### What to do
Output every line of the material exactly, omitting images.

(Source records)
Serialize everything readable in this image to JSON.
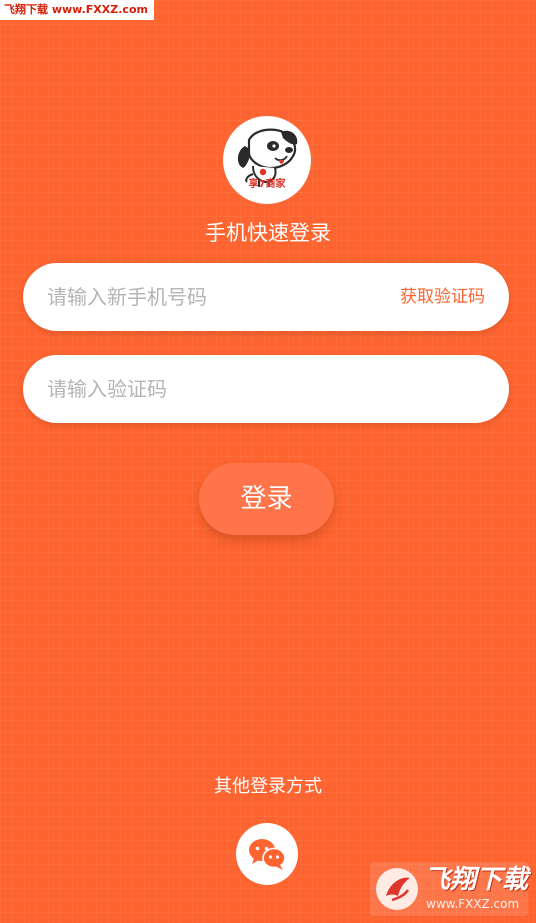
{
  "watermark": {
    "top_text": "飞翔下载 www.FXXZ.com",
    "bottom_brand": "飞翔下载",
    "bottom_url": "www.FXXZ.com"
  },
  "logo": {
    "icon": "dog-mascot-icon",
    "text": "享7商家"
  },
  "page": {
    "title": "手机快速登录"
  },
  "form": {
    "phone_placeholder": "请输入新手机号码",
    "get_code_label": "获取验证码",
    "code_placeholder": "请输入验证码",
    "login_label": "登录"
  },
  "other_login": {
    "label": "其他登录方式",
    "wechat_icon": "wechat-icon"
  },
  "colors": {
    "background": "#fd6430",
    "accent": "#fd6430",
    "button": "#ff744a",
    "placeholder": "#b4b4b4",
    "wechat": "#fd6430"
  }
}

### Exercise answer
Serialize everything readable in this image to JSON.
{
  "watermark": {
    "top_text": "飞翔下载 www.FXXZ.com",
    "bottom_brand": "飞翔下载",
    "bottom_url": "www.FXXZ.com"
  },
  "logo": {
    "icon": "dog-mascot-icon",
    "text": "享7商家"
  },
  "page": {
    "title": "手机快速登录"
  },
  "form": {
    "phone_placeholder": "请输入新手机号码",
    "get_code_label": "获取验证码",
    "code_placeholder": "请输入验证码",
    "login_label": "登录"
  },
  "other_login": {
    "label": "其他登录方式",
    "wechat_icon": "wechat-icon"
  },
  "colors": {
    "background": "#fd6430",
    "accent": "#fd6430",
    "button": "#ff744a",
    "placeholder": "#b4b4b4",
    "wechat": "#fd6430"
  }
}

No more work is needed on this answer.